* [What this task involves]:
Set down every entry word for word. Omit the pictures.

__________________________________________________

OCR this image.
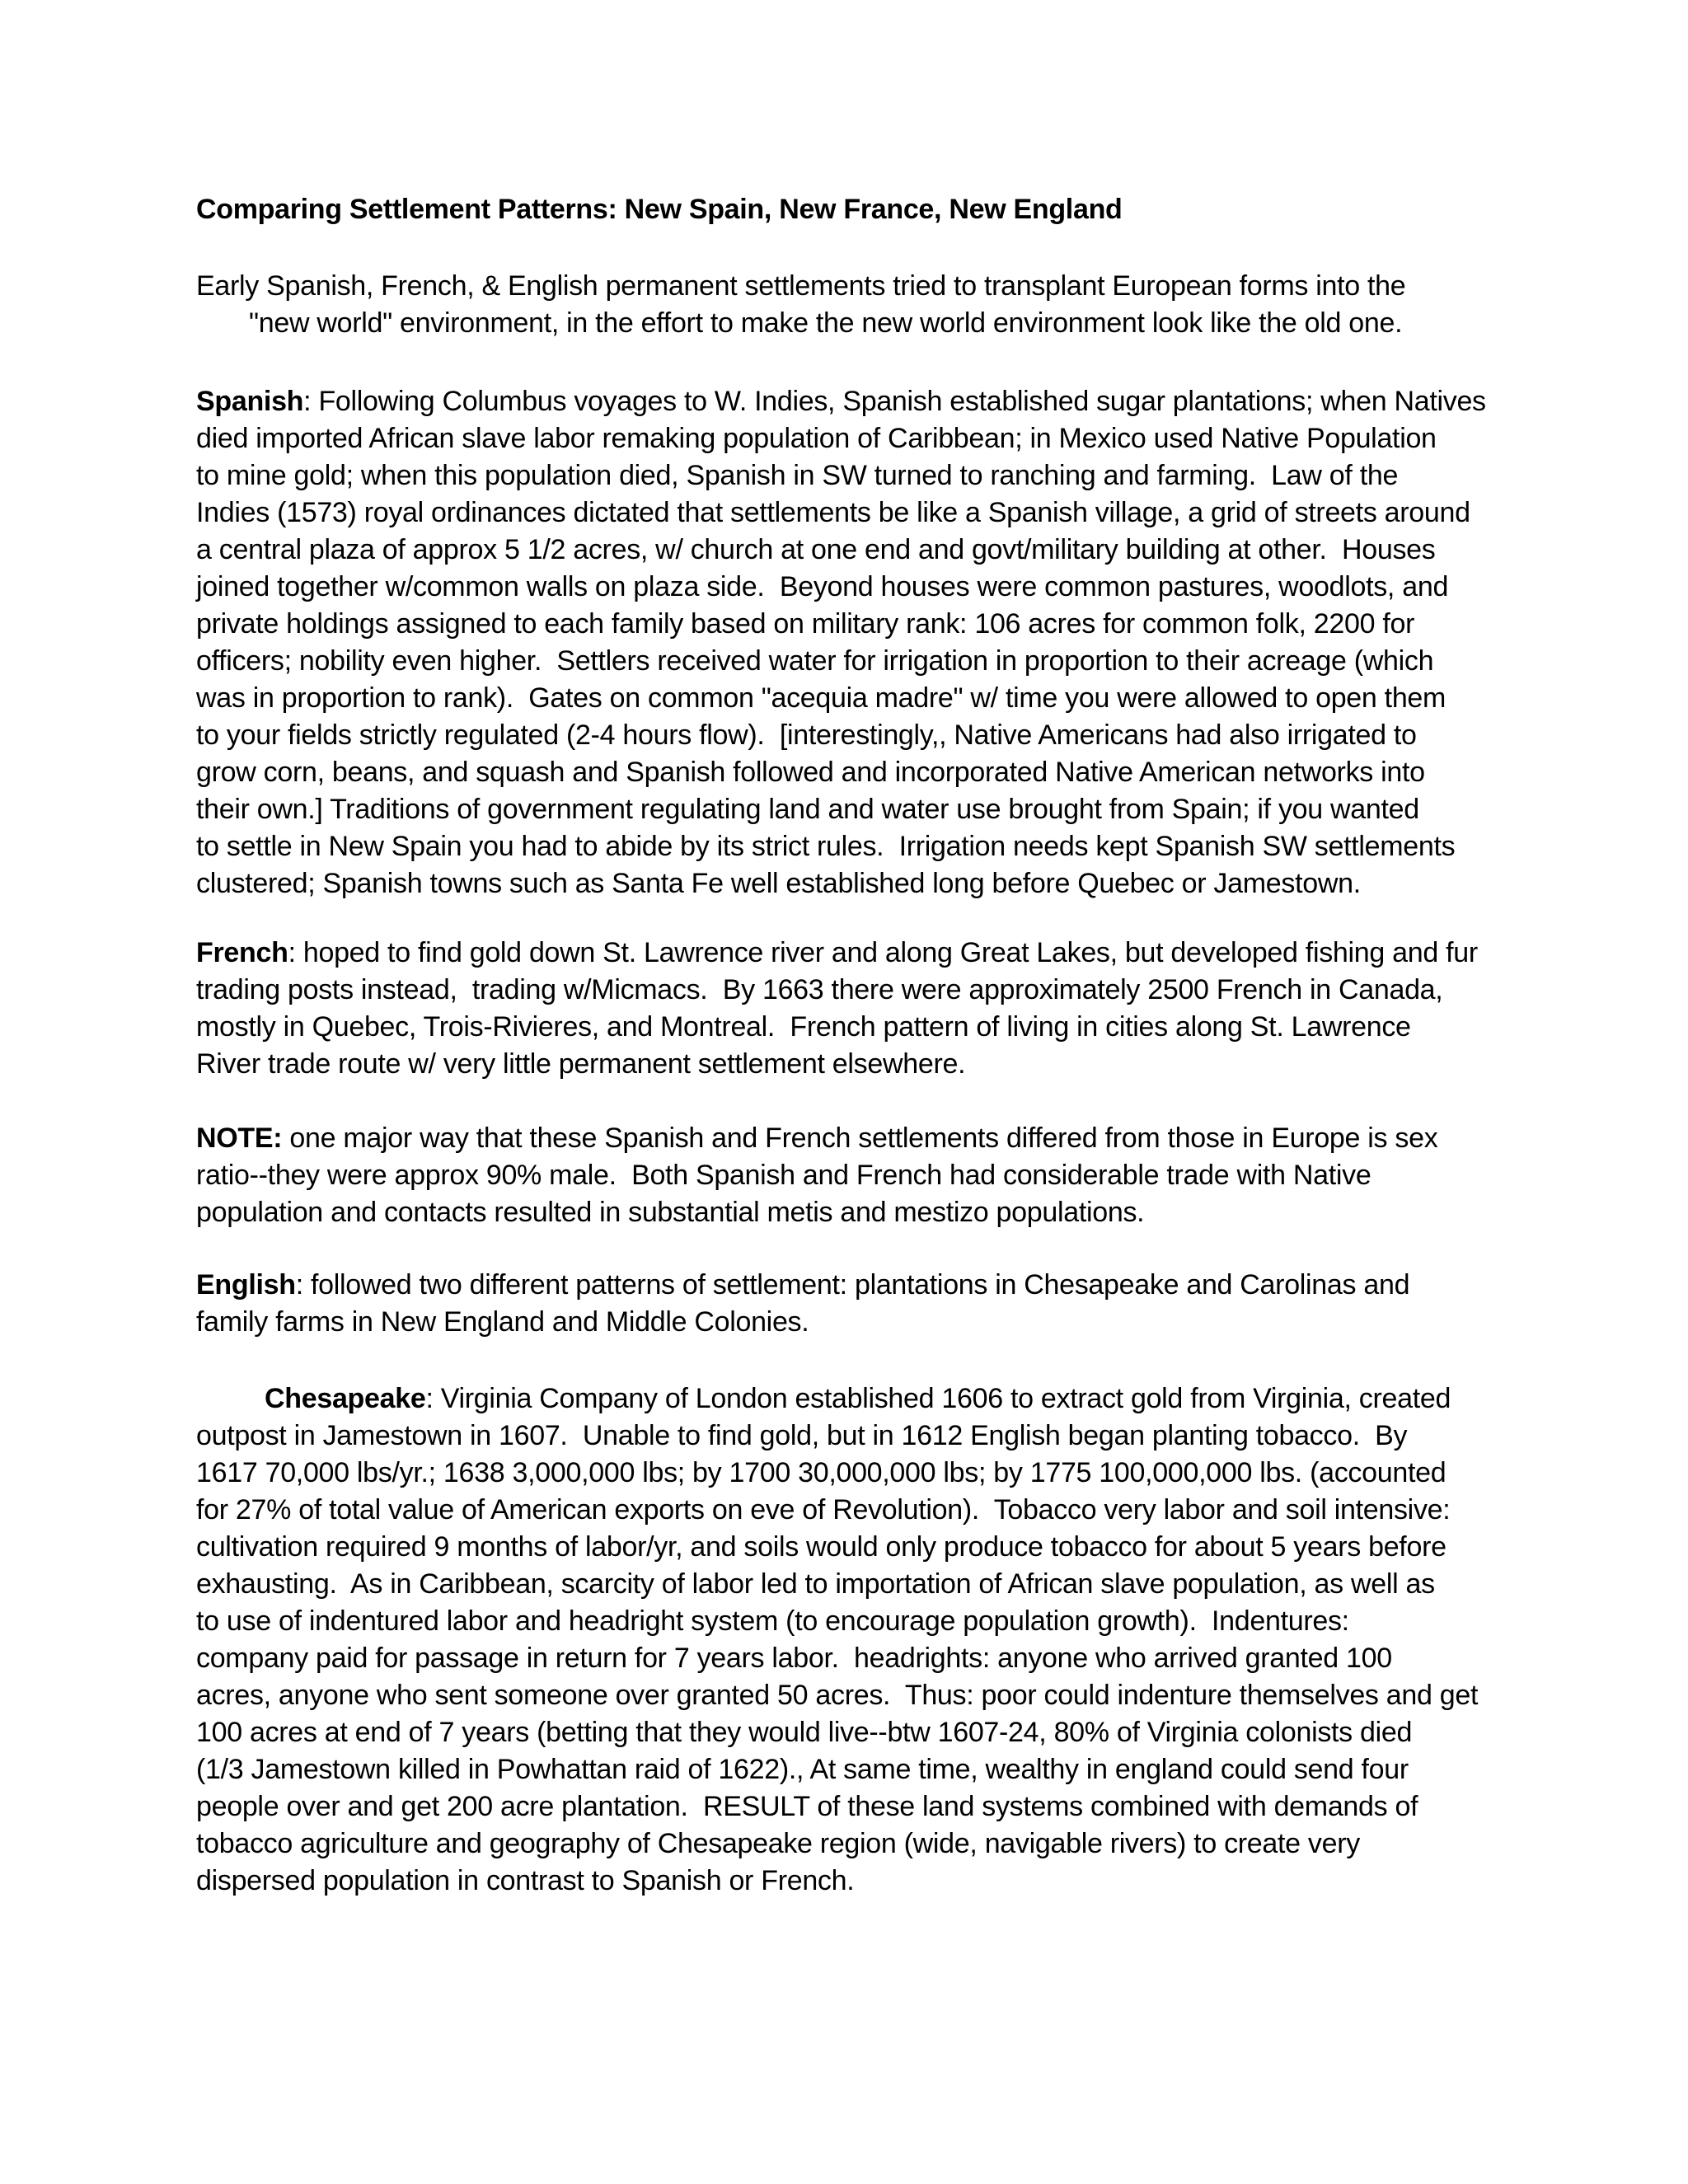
Comparing Settlement Patterns: New Spain, New France, New England
Early Spanish, French, & English permanent settlements tried to transplant European forms into the
"new world" environment, in the effort to make the new world environment look like the old one.
Spanish: Following Columbus voyages to W. Indies, Spanish established sugar plantations; when Natives
died imported African slave labor remaking population of Caribbean; in Mexico used Native Population
to mine gold; when this population died, Spanish in SW turned to ranching and farming.  Law of the
Indies (1573) royal ordinances dictated that settlements be like a Spanish village, a grid of streets around
a central plaza of approx 5 1/2 acres, w/ church at one end and govt/military building at other.  Houses
joined together w/common walls on plaza side.  Beyond houses were common pastures, woodlots, and
private holdings assigned to each family based on military rank: 106 acres for common folk, 2200 for
officers; nobility even higher.  Settlers received water for irrigation in proportion to their acreage (which
was in proportion to rank).  Gates on common "acequia madre" w/ time you were allowed to open them
to your fields strictly regulated (2-4 hours flow).  [interestingly,, Native Americans had also irrigated to
grow corn, beans, and squash and Spanish followed and incorporated Native American networks into
their own.] Traditions of government regulating land and water use brought from Spain; if you wanted
to settle in New Spain you had to abide by its strict rules.  Irrigation needs kept Spanish SW settlements
clustered; Spanish towns such as Santa Fe well established long before Quebec or Jamestown.
French: hoped to find gold down St. Lawrence river and along Great Lakes, but developed fishing and fur
trading posts instead,  trading w/Micmacs.  By 1663 there were approximately 2500 French in Canada,
mostly in Quebec, Trois-Rivieres, and Montreal.  French pattern of living in cities along St. Lawrence
River trade route w/ very little permanent settlement elsewhere.
NOTE: one major way that these Spanish and French settlements differed from those in Europe is sex
ratio--they were approx 90% male.  Both Spanish and French had considerable trade with Native
population and contacts resulted in substantial metis and mestizo populations.
English: followed two different patterns of settlement: plantations in Chesapeake and Carolinas and
family farms in New England and Middle Colonies.
Chesapeake: Virginia Company of London established 1606 to extract gold from Virginia, created
outpost in Jamestown in 1607.  Unable to find gold, but in 1612 English began planting tobacco.  By
1617 70,000 lbs/yr.; 1638 3,000,000 lbs; by 1700 30,000,000 lbs; by 1775 100,000,000 lbs. (accounted
for 27% of total value of American exports on eve of Revolution).  Tobacco very labor and soil intensive:
cultivation required 9 months of labor/yr, and soils would only produce tobacco for about 5 years before
exhausting.  As in Caribbean, scarcity of labor led to importation of African slave population, as well as
to use of indentured labor and headright system (to encourage population growth).  Indentures:
company paid for passage in return for 7 years labor.  headrights: anyone who arrived granted 100
acres, anyone who sent someone over granted 50 acres.  Thus: poor could indenture themselves and get
100 acres at end of 7 years (betting that they would live--btw 1607-24, 80% of Virginia colonists died
(1/3 Jamestown killed in Powhattan raid of 1622)., At same time, wealthy in england could send four
people over and get 200 acre plantation.  RESULT of these land systems combined with demands of
tobacco agriculture and geography of Chesapeake region (wide, navigable rivers) to create very
dispersed population in contrast to Spanish or French.
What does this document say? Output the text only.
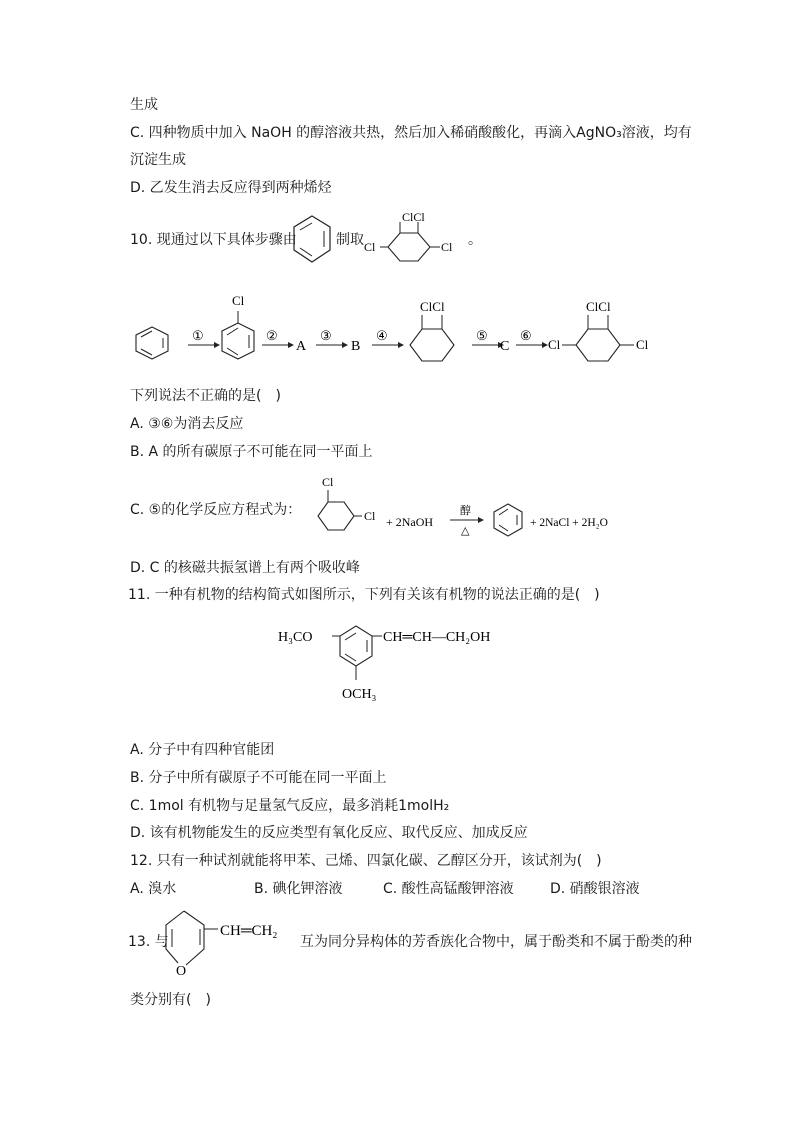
生成
C. 四种物质中加入 NaOH 的醇溶液共热，然后加入稀硝酸酸化，再滴入AgNO₃溶液，均有
沉淀生成
D. 乙发生消去反应得到两种烯烃
10. 现通过以下具体步骤由	制取
ClCl
Cl	Cl 。
①
Cl
②
A
③
B
④
ClCl
⑤
C
⑥
Cl
ClCl
Cl
下列说法不正确的是(　)
A. ③⑥为消去反应
B. A 的所有碳原子不可能在同一平面上
C. ⑤的化学反应方程式为：
Cl
Cl + 2NaOH
醇
△
+ 2NaCl + 2H₂O
D. C 的核磁共振氢谱上有两个吸收峰
11. 一种有机物的结构简式如图所示，下列有关该有机物的说法正确的是(　)
H₃CO	CH═CH—CH₂OH
OCH₃
A. 分子中有四种官能团
B. 分子中所有碳原子不可能在同一平面上
C. 1mol 有机物与足量氢气反应，最多消耗1molH₂
D. 该有机物能发生的反应类型有氧化反应、取代反应、加成反应
12. 只有一种试剂就能将甲苯、己烯、四氯化碳、乙醇区分开，该试剂为(　)
A. 溴水	B. 碘化钾溶液	C. 酸性高锰酸钾溶液	D. 硝酸银溶液
13. 与
O
CH═CH₂
互为同分异构体的芳香族化合物中，属于酚类和不属于酚类的种
类分别有(　)
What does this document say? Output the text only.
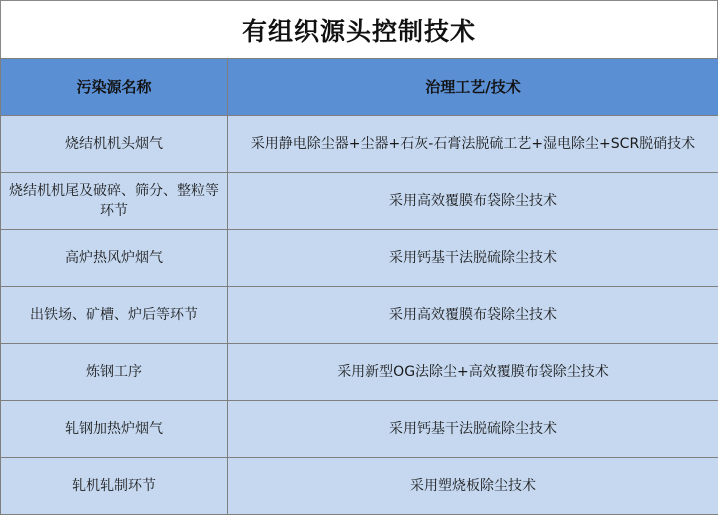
有组织源头控制技术
污染源名称	治理工艺/技术
烧结机机头烟气	采用静电除尘器+尘器+石灰-石膏法脱硫工艺+湿电除尘+SCR脱硝技术
烧结机机尾及破碎、筛分、整粒等环节	采用高效覆膜布袋除尘技术
高炉热风炉烟气	采用钙基干法脱硫除尘技术
出铁场、矿槽、炉后等环节	采用高效覆膜布袋除尘技术
炼钢工序	采用新型OG法除尘+高效覆膜布袋除尘技术
轧钢加热炉烟气	采用钙基干法脱硫除尘技术
轧机轧制环节	采用塑烧板除尘技术
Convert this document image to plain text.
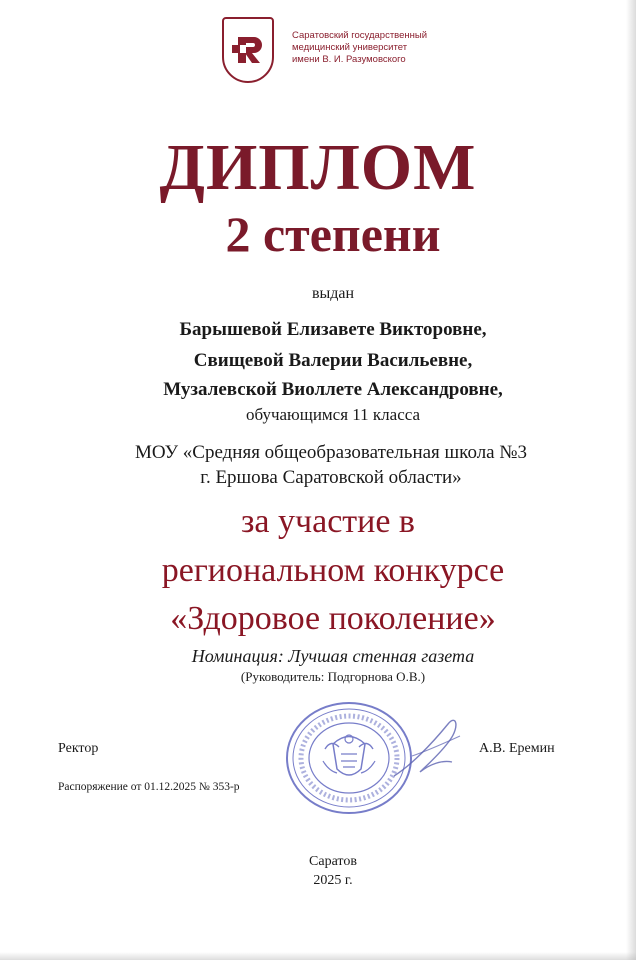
Саратовский государственный
медицинский университет
имени В. И. Разумовского
ДИПЛОМ
2 степени
выдан
Барышевой Елизавете Викторовне,
Свищевой Валерии Васильевне,
Музалевской Виоллете Александровне,
обучающимся 11 класса
МОУ «Средняя общеобразовательная школа №3
г. Ершова Саратовской области»
за участие в
региональном конкурсе
«Здоровое поколение»
Номинация: Лучшая стенная газета
(Руководитель: Подгорнова О.В.)
Ректор	А.В. Еремин
Распоряжение от 01.12.2025 № 353-р
Саратов
2025 г.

__________________________________________________

* [Task response]:
OCR this image.
Comparing Settlement Patterns: New Spain, New France, New England
Early Spanish, French, & English permanent settlements tried to transplant European forms into the
"new world" environment, in the effort to make the new world environment look like the old one.
Spanish: Following Columbus voyages to W. Indies, Spanish established sugar plantations; when Natives
died imported African slave labor remaking population of Caribbean; in Mexico used Native Population
to mine gold; when this population died, Spanish in SW turned to ranching and farming.  Law of the
Indies (1573) royal ordinances dictated that settlements be like a Spanish village, a grid of streets around
a central plaza of approx 5 1/2 acres, w/ church at one end and govt/military building at other.  Houses
joined together w/common walls on plaza side.  Beyond houses were common pastures, woodlots, and
private holdings assigned to each family based on military rank: 106 acres for common folk, 2200 for
officers; nobility even higher.  Settlers received water for irrigation in proportion to their acreage (which
was in proportion to rank).  Gates on common "acequia madre" w/ time you were allowed to open them
to your fields strictly regulated (2-4 hours flow).  [interestingly,, Native Americans had also irrigated to
grow corn, beans, and squash and Spanish followed and incorporated Native American networks into
their own.] Traditions of government regulating land and water use brought from Spain; if you wanted
to settle in New Spain you had to abide by its strict rules.  Irrigation needs kept Spanish SW settlements
clustered; Spanish towns such as Santa Fe well established long before Quebec or Jamestown.
French: hoped to find gold down St. Lawrence river and along Great Lakes, but developed fishing and fur
trading posts instead,  trading w/Micmacs.  By 1663 there were approximately 2500 French in Canada,
mostly in Quebec, Trois-Rivieres, and Montreal.  French pattern of living in cities along St. Lawrence
River trade route w/ very little permanent settlement elsewhere.
NOTE: one major way that these Spanish and French settlements differed from those in Europe is sex
ratio--they were approx 90% male.  Both Spanish and French had considerable trade with Native
population and contacts resulted in substantial metis and mestizo populations.
English: followed two different patterns of settlement: plantations in Chesapeake and Carolinas and
family farms in New England and Middle Colonies.
Chesapeake: Virginia Company of London established 1606 to extract gold from Virginia, created
outpost in Jamestown in 1607.  Unable to find gold, but in 1612 English began planting tobacco.  By
1617 70,000 lbs/yr.; 1638 3,000,000 lbs; by 1700 30,000,000 lbs; by 1775 100,000,000 lbs. (accounted
for 27% of total value of American exports on eve of Revolution).  Tobacco very labor and soil intensive:
cultivation required 9 months of labor/yr, and soils would only produce tobacco for about 5 years before
exhausting.  As in Caribbean, scarcity of labor led to importation of African slave population, as well as
to use of indentured labor and headright system (to encourage population growth).  Indentures:
company paid for passage in return for 7 years labor.  headrights: anyone who arrived granted 100
acres, anyone who sent someone over granted 50 acres.  Thus: poor could indenture themselves and get
100 acres at end of 7 years (betting that they would live--btw 1607-24, 80% of Virginia colonists died
(1/3 Jamestown killed in Powhattan raid of 1622)., At same time, wealthy in england could send four
people over and get 200 acre plantation.  RESULT of these land systems combined with demands of
tobacco agriculture and geography of Chesapeake region (wide, navigable rivers) to create very
dispersed population in contrast to Spanish or French.
What does this document say? Output the text only.
生成
C. 四种物质中加入 NaOH 的醇溶液共热，然后加入稀硝酸酸化，再滴入AgNO₃溶液，均有
沉淀生成
D. 乙发生消去反应得到两种烯烃
10. 现通过以下具体步骤由	制取
ClCl
Cl	Cl 。
①
Cl
②
A
③
B
④
ClCl
⑤
C
⑥
Cl
ClCl
Cl
下列说法不正确的是(　)
A. ③⑥为消去反应
B. A 的所有碳原子不可能在同一平面上
C. ⑤的化学反应方程式为：
Cl
Cl + 2NaOH
醇
△
+ 2NaCl + 2H₂O
D. C 的核磁共振氢谱上有两个吸收峰
11. 一种有机物的结构简式如图所示，下列有关该有机物的说法正确的是(　)
H₃CO	CH═CH—CH₂OH
OCH₃
A. 分子中有四种官能团
B. 分子中所有碳原子不可能在同一平面上
C. 1mol 有机物与足量氢气反应，最多消耗1molH₂
D. 该有机物能发生的反应类型有氧化反应、取代反应、加成反应
12. 只有一种试剂就能将甲苯、己烯、四氯化碳、乙醇区分开，该试剂为(　)
A. 溴水	B. 碘化钾溶液	C. 酸性高锰酸钾溶液	D. 硝酸银溶液
13. 与
O
CH═CH₂
互为同分异构体的芳香族化合物中，属于酚类和不属于酚类的种
类分别有(　)
What does this document say? Output the text only.
有组织源头控制技术
污染源名称	治理工艺/技术
烧结机机头烟气	采用静电除尘器+尘器+石灰-石膏法脱硫工艺+湿电除尘+SCR脱硝技术
烧结机机尾及破碎、筛分、整粒等环节	采用高效覆膜布袋除尘技术
高炉热风炉烟气	采用钙基干法脱硫除尘技术
出铁场、矿槽、炉后等环节	采用高效覆膜布袋除尘技术
炼钢工序	采用新型OG法除尘+高效覆膜布袋除尘技术
轧钢加热炉烟气	采用钙基干法脱硫除尘技术
轧机轧制环节	采用塑烧板除尘技术
Convert this document image to plain text.
Саратовский государственный
медицинский университет
имени В. И. Разумовского
ДИПЛОМ
2 степени
выдан
Барышевой Елизавете Викторовне,
Свищевой Валерии Васильевне,
Музалевской Виоллете Александровне,
обучающимся 11 класса
МОУ «Средняя общеобразовательная школа №3
г. Ершова Саратовской области»
за участие в
региональном конкурсе
«Здоровое поколение»
Номинация: Лучшая стенная газета
(Руководитель: Подгорнова О.В.)
Ректор	А.В. Еремин
Распоряжение от 01.12.2025 № 353-р
Саратов
2025 г.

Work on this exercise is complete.